■ Problem description: In the passage about The Cabin in the Woods, rewrite everything from "Twelve Things about" down to "I mean it!!!", replacing "bloggers" with "writers".

Twelve Things about The Cabin in the Woods
12. I will be forever grateful to all the wonderful bloggers who prefaced their reviews of The Cabin in the Woods with a warning that anyone who hadn't seen it yet should not read any reviews until they do . . . so I'm paying it forward.
If you haven't seen this movie yet, stop reading now. I mean it!!!
11. And if you've already seen it, I actually recommend that you not watch it again! Surprised? Not as much as I was! =P My sister got me the DVD for Christmas, and a couple of nights ago I eagerly organised a screening for the uninitiated members of my family. And that was when I learned that the story relies so heavily on the elements of mystery and surprise that those who are already in on the secret won't get much from a second viewing. They might even be--if you can imagine--bored.
10. There were a couple of scenes which still held my interest and got me to watch more closely than I had the first time. You know: the "behind the scenes" scenes. And if you don't know, because you continued to read this post although you haven't seen the movie yet, then you really should stop before I ruin the experience for you. For The Cabin in the Woods is definitely an experience. Like the initiation I've compared it to, it requires you to cross from the "in front of the scenes" scenes . . .

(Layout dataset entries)
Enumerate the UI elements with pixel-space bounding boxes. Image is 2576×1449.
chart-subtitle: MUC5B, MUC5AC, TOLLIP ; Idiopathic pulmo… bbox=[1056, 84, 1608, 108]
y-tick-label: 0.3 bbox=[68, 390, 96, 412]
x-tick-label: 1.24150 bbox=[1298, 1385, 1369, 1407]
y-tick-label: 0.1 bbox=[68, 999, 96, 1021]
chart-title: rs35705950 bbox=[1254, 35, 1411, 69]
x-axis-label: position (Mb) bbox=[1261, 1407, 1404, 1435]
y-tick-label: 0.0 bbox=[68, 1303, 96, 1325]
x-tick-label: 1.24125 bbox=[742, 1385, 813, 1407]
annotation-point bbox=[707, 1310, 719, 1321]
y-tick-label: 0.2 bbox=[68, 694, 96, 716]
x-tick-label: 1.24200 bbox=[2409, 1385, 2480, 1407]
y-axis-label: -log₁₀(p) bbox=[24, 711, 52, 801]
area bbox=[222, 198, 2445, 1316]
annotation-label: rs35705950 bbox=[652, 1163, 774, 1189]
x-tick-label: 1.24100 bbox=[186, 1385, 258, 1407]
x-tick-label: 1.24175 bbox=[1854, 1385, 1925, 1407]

■ Problem solution:
Twelve Things about The Cabin in the Woods
12. I will be forever grateful to all the wonderful writers who prefaced their reviews of The Cabin in the Woods with a warning that anyone who hadn't seen it yet should not read any reviews until they do . . . so I'm paying it forward.
If you haven't seen this movie yet, stop reading now. I mean it!!!